(Structured figure records)
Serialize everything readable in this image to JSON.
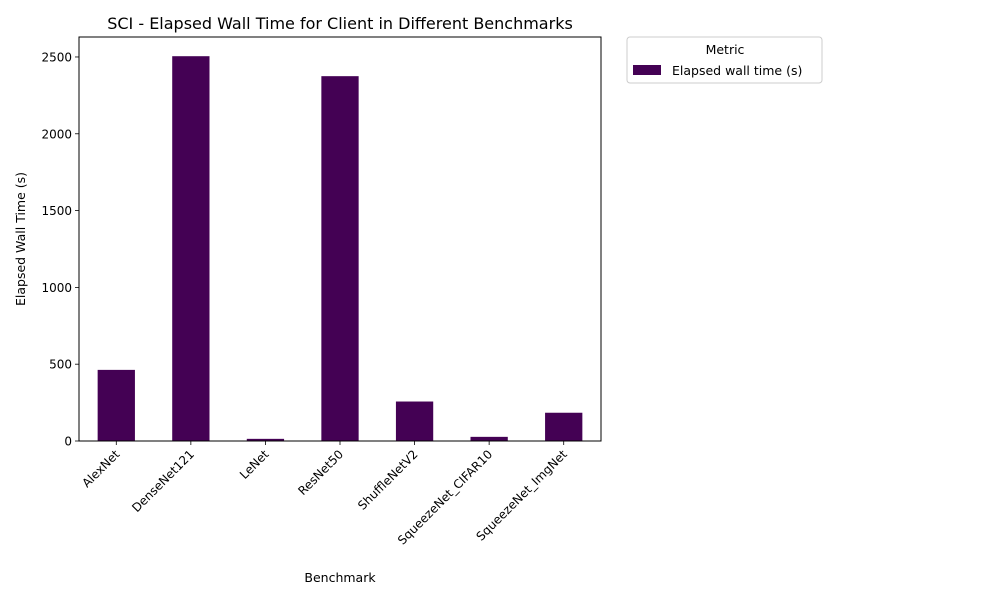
{
  "colors": {
    "bar": "#440154",
    "axis": "#000000",
    "legend_border": "#cccccc"
  },
  "chart_data": {
    "type": "bar",
    "title": "SCI - Elapsed Wall Time for Client in Different Benchmarks",
    "xlabel": "Benchmark",
    "ylabel": "Elapsed Wall Time (s)",
    "categories": [
      "AlexNet",
      "DenseNet121",
      "LeNet",
      "ResNet50",
      "ShuffleNetV2",
      "SqueezeNet_CIFAR10",
      "SqueezeNet_ImgNet"
    ],
    "series": [
      {
        "name": "Elapsed wall time (s)",
        "values": [
          463,
          2505,
          14,
          2375,
          257,
          27,
          184
        ]
      }
    ],
    "ylim": [
      0,
      2630
    ],
    "yticks": [
      0,
      500,
      1000,
      1500,
      2000,
      2500
    ],
    "grid": false,
    "legend": {
      "title": "Metric",
      "placement": "outside-top-right"
    }
  }
}
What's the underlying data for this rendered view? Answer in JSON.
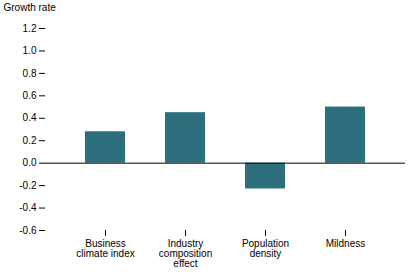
{
  "chart_data": {
    "type": "bar",
    "categories": [
      "Business\nclimate index",
      "Industry\ncomposition\neffect",
      "Population\ndensity",
      "Mildness"
    ],
    "values": [
      0.28,
      0.45,
      -0.23,
      0.5
    ],
    "color": "#2e6f7e",
    "ylabel": "Growth rate",
    "ylim": [
      -0.6,
      1.2
    ],
    "yticks": [
      -0.6,
      -0.4,
      -0.2,
      {
        "value": 0,
        "label": "0.0"
      },
      0.2,
      0.4,
      0.6,
      0.8,
      {
        "value": 1,
        "label": "1.0"
      },
      1.2
    ],
    "grid": false
  }
}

• _Task_: Please write out all of the material above without changing a word, and omit any pictures.

• _Exercise result_:
Serialize everything readable in this image to JSON.
{
  "colors": {
    "bar": "#440154",
    "axis": "#000000",
    "legend_border": "#cccccc"
  },
  "chart_data": {
    "type": "bar",
    "title": "SCI - Elapsed Wall Time for Client in Different Benchmarks",
    "xlabel": "Benchmark",
    "ylabel": "Elapsed Wall Time (s)",
    "categories": [
      "AlexNet",
      "DenseNet121",
      "LeNet",
      "ResNet50",
      "ShuffleNetV2",
      "SqueezeNet_CIFAR10",
      "SqueezeNet_ImgNet"
    ],
    "series": [
      {
        "name": "Elapsed wall time (s)",
        "values": [
          463,
          2505,
          14,
          2375,
          257,
          27,
          184
        ]
      }
    ],
    "ylim": [
      0,
      2630
    ],
    "yticks": [
      0,
      500,
      1000,
      1500,
      2000,
      2500
    ],
    "grid": false,
    "legend": {
      "title": "Metric",
      "placement": "outside-top-right"
    }
  }
}
What's the underlying data for this rendered view? Answer in JSON.
{
  "chart_data": {
    "type": "bar",
    "categories": [
      "Business\nclimate index",
      "Industry\ncomposition\neffect",
      "Population\ndensity",
      "Mildness"
    ],
    "values": [
      0.28,
      0.45,
      -0.23,
      0.5
    ],
    "color": "#2e6f7e",
    "ylabel": "Growth rate",
    "ylim": [
      -0.6,
      1.2
    ],
    "yticks": [
      -0.6,
      -0.4,
      -0.2,
      {
        "value": 0,
        "label": "0.0"
      },
      0.2,
      0.4,
      0.6,
      0.8,
      {
        "value": 1,
        "label": "1.0"
      },
      1.2
    ],
    "grid": false
  }
}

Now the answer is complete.